- [Task to carry out]: Repeat each line exactly, leaving nothing out.
--- BEGIN ---
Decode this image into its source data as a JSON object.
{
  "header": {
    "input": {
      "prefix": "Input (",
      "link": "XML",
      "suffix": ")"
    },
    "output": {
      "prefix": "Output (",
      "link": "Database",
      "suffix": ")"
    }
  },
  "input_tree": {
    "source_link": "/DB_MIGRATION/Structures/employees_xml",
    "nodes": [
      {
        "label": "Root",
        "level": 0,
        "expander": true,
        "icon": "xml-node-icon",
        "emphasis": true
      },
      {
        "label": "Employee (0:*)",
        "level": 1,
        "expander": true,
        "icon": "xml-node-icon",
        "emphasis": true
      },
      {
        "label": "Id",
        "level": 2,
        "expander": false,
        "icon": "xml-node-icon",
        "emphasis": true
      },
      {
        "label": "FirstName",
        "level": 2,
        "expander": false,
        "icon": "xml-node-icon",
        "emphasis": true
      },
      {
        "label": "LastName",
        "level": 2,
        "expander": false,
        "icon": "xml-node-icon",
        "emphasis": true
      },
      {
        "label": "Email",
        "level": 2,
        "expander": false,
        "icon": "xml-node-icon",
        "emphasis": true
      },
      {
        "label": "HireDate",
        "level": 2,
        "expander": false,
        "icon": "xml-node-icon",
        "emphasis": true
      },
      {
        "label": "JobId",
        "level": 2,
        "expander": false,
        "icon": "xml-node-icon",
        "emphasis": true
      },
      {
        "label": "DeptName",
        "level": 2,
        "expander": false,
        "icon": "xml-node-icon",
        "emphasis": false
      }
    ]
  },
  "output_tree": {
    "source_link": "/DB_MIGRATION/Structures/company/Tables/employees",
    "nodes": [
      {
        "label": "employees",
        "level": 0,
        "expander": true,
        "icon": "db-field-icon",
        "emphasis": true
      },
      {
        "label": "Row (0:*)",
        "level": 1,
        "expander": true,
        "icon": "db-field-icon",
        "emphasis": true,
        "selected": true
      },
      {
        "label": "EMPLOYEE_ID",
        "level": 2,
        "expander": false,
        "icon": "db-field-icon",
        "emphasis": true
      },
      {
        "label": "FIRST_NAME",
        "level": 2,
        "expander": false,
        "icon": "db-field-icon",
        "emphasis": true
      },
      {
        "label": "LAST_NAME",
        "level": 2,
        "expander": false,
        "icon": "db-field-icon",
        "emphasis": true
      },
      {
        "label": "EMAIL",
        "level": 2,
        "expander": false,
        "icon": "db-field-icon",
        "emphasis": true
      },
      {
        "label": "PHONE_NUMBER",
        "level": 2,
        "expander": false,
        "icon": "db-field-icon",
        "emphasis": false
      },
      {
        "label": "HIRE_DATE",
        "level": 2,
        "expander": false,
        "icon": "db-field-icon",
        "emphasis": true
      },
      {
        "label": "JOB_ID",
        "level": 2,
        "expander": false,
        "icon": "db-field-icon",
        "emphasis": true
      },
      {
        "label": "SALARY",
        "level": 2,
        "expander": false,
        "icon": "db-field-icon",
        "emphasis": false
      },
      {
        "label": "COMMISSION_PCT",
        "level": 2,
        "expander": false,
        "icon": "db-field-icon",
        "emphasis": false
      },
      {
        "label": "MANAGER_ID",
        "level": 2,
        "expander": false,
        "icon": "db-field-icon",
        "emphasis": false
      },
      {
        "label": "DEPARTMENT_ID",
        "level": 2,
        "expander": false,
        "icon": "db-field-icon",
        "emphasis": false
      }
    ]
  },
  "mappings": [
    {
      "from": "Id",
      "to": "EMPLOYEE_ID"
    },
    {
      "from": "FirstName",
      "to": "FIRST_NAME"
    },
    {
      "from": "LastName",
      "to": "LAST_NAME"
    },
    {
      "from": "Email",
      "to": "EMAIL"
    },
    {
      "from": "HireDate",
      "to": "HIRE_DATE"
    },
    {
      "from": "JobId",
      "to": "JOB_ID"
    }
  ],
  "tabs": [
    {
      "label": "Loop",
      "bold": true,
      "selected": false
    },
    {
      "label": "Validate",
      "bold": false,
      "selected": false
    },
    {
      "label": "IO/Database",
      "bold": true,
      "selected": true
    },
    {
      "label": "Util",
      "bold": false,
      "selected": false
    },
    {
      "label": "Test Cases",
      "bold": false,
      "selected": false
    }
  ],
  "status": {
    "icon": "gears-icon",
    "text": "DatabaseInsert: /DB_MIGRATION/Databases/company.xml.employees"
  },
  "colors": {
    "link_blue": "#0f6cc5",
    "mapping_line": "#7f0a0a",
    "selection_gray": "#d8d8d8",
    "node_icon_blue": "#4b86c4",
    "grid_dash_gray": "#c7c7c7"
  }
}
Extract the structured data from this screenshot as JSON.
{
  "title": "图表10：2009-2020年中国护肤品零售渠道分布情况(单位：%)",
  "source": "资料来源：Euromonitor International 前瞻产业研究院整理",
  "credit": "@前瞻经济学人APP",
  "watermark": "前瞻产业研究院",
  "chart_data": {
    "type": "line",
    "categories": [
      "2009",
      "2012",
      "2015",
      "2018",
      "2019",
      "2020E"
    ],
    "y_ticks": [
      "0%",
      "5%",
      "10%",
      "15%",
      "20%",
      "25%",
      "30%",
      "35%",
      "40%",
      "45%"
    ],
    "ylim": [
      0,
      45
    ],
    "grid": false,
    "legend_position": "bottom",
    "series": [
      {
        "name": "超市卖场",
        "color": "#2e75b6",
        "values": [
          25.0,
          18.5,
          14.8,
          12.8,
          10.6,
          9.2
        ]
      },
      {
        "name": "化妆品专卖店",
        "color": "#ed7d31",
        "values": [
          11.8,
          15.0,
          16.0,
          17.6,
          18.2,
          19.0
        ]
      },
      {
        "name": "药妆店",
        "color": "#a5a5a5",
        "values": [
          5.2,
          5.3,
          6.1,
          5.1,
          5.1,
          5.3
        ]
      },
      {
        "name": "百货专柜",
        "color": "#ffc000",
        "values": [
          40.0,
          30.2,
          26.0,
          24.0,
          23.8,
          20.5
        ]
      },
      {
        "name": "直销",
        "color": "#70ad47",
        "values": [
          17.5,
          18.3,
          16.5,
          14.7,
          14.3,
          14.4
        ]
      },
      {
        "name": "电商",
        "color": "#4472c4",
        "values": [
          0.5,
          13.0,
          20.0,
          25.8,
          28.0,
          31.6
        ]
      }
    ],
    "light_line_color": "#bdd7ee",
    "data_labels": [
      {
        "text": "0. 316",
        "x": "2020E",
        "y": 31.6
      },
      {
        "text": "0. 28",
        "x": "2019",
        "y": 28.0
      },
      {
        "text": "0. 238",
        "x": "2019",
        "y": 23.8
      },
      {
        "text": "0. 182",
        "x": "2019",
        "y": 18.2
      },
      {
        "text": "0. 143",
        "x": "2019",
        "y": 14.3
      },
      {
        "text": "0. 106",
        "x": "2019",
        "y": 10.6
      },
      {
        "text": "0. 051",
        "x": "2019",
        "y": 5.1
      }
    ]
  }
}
--- END ---
- [Exercise answer]:
Decode this image into its source data as a JSON object.
{
  "header": {
    "input": {
      "prefix": "Input (",
      "link": "XML",
      "suffix": ")"
    },
    "output": {
      "prefix": "Output (",
      "link": "Database",
      "suffix": ")"
    }
  },
  "input_tree": {
    "source_link": "/DB_MIGRATION/Structures/employees_xml",
    "nodes": [
      {
        "label": "Root",
        "level": 0,
        "expander": true,
        "icon": "xml-node-icon",
        "emphasis": true
      },
      {
        "label": "Employee (0:*)",
        "level": 1,
        "expander": true,
        "icon": "xml-node-icon",
        "emphasis": true
      },
      {
        "label": "Id",
        "level": 2,
        "expander": false,
        "icon": "xml-node-icon",
        "emphasis": true
      },
      {
        "label": "FirstName",
        "level": 2,
        "expander": false,
        "icon": "xml-node-icon",
        "emphasis": true
      },
      {
        "label": "LastName",
        "level": 2,
        "expander": false,
        "icon": "xml-node-icon",
        "emphasis": true
      },
      {
        "label": "Email",
        "level": 2,
        "expander": false,
        "icon": "xml-node-icon",
        "emphasis": true
      },
      {
        "label": "HireDate",
        "level": 2,
        "expander": false,
        "icon": "xml-node-icon",
        "emphasis": true
      },
      {
        "label": "JobId",
        "level": 2,
        "expander": false,
        "icon": "xml-node-icon",
        "emphasis": true
      },
      {
        "label": "DeptName",
        "level": 2,
        "expander": false,
        "icon": "xml-node-icon",
        "emphasis": false
      }
    ]
  },
  "output_tree": {
    "source_link": "/DB_MIGRATION/Structures/company/Tables/employees",
    "nodes": [
      {
        "label": "employees",
        "level": 0,
        "expander": true,
        "icon": "db-field-icon",
        "emphasis": true
      },
      {
        "label": "Row (0:*)",
        "level": 1,
        "expander": true,
        "icon": "db-field-icon",
        "emphasis": true,
        "selected": true
      },
      {
        "label": "EMPLOYEE_ID",
        "level": 2,
        "expander": false,
        "icon": "db-field-icon",
        "emphasis": true
      },
      {
        "label": "FIRST_NAME",
        "level": 2,
        "expander": false,
        "icon": "db-field-icon",
        "emphasis": true
      },
      {
        "label": "LAST_NAME",
        "level": 2,
        "expander": false,
        "icon": "db-field-icon",
        "emphasis": true
      },
      {
        "label": "EMAIL",
        "level": 2,
        "expander": false,
        "icon": "db-field-icon",
        "emphasis": true
      },
      {
        "label": "PHONE_NUMBER",
        "level": 2,
        "expander": false,
        "icon": "db-field-icon",
        "emphasis": false
      },
      {
        "label": "HIRE_DATE",
        "level": 2,
        "expander": false,
        "icon": "db-field-icon",
        "emphasis": true
      },
      {
        "label": "JOB_ID",
        "level": 2,
        "expander": false,
        "icon": "db-field-icon",
        "emphasis": true
      },
      {
        "label": "SALARY",
        "level": 2,
        "expander": false,
        "icon": "db-field-icon",
        "emphasis": false
      },
      {
        "label": "COMMISSION_PCT",
        "level": 2,
        "expander": false,
        "icon": "db-field-icon",
        "emphasis": false
      },
      {
        "label": "MANAGER_ID",
        "level": 2,
        "expander": false,
        "icon": "db-field-icon",
        "emphasis": false
      },
      {
        "label": "DEPARTMENT_ID",
        "level": 2,
        "expander": false,
        "icon": "db-field-icon",
        "emphasis": false
      }
    ]
  },
  "mappings": [
    {
      "from": "Id",
      "to": "EMPLOYEE_ID"
    },
    {
      "from": "FirstName",
      "to": "FIRST_NAME"
    },
    {
      "from": "LastName",
      "to": "LAST_NAME"
    },
    {
      "from": "Email",
      "to": "EMAIL"
    },
    {
      "from": "HireDate",
      "to": "HIRE_DATE"
    },
    {
      "from": "JobId",
      "to": "JOB_ID"
    }
  ],
  "tabs": [
    {
      "label": "Loop",
      "bold": true,
      "selected": false
    },
    {
      "label": "Validate",
      "bold": false,
      "selected": false
    },
    {
      "label": "IO/Database",
      "bold": true,
      "selected": true
    },
    {
      "label": "Util",
      "bold": false,
      "selected": false
    },
    {
      "label": "Test Cases",
      "bold": false,
      "selected": false
    }
  ],
  "status": {
    "icon": "gears-icon",
    "text": "DatabaseInsert: /DB_MIGRATION/Databases/company.xml.employees"
  },
  "colors": {
    "link_blue": "#0f6cc5",
    "mapping_line": "#7f0a0a",
    "selection_gray": "#d8d8d8",
    "node_icon_blue": "#4b86c4",
    "grid_dash_gray": "#c7c7c7"
  }
}
Extract the structured data from this screenshot as JSON.
{
  "title": "图表10：2009-2020年中国护肤品零售渠道分布情况(单位：%)",
  "source": "资料来源：Euromonitor International 前瞻产业研究院整理",
  "credit": "@前瞻经济学人APP",
  "watermark": "前瞻产业研究院",
  "chart_data": {
    "type": "line",
    "categories": [
      "2009",
      "2012",
      "2015",
      "2018",
      "2019",
      "2020E"
    ],
    "y_ticks": [
      "0%",
      "5%",
      "10%",
      "15%",
      "20%",
      "25%",
      "30%",
      "35%",
      "40%",
      "45%"
    ],
    "ylim": [
      0,
      45
    ],
    "grid": false,
    "legend_position": "bottom",
    "series": [
      {
        "name": "超市卖场",
        "color": "#2e75b6",
        "values": [
          25.0,
          18.5,
          14.8,
          12.8,
          10.6,
          9.2
        ]
      },
      {
        "name": "化妆品专卖店",
        "color": "#ed7d31",
        "values": [
          11.8,
          15.0,
          16.0,
          17.6,
          18.2,
          19.0
        ]
      },
      {
        "name": "药妆店",
        "color": "#a5a5a5",
        "values": [
          5.2,
          5.3,
          6.1,
          5.1,
          5.1,
          5.3
        ]
      },
      {
        "name": "百货专柜",
        "color": "#ffc000",
        "values": [
          40.0,
          30.2,
          26.0,
          24.0,
          23.8,
          20.5
        ]
      },
      {
        "name": "直销",
        "color": "#70ad47",
        "values": [
          17.5,
          18.3,
          16.5,
          14.7,
          14.3,
          14.4
        ]
      },
      {
        "name": "电商",
        "color": "#4472c4",
        "values": [
          0.5,
          13.0,
          20.0,
          25.8,
          28.0,
          31.6
        ]
      }
    ],
    "light_line_color": "#bdd7ee",
    "data_labels": [
      {
        "text": "0. 316",
        "x": "2020E",
        "y": 31.6
      },
      {
        "text": "0. 28",
        "x": "2019",
        "y": 28.0
      },
      {
        "text": "0. 238",
        "x": "2019",
        "y": 23.8
      },
      {
        "text": "0. 182",
        "x": "2019",
        "y": 18.2
      },
      {
        "text": "0. 143",
        "x": "2019",
        "y": 14.3
      },
      {
        "text": "0. 106",
        "x": "2019",
        "y": 10.6
      },
      {
        "text": "0. 051",
        "x": "2019",
        "y": 5.1
      }
    ]
  }
}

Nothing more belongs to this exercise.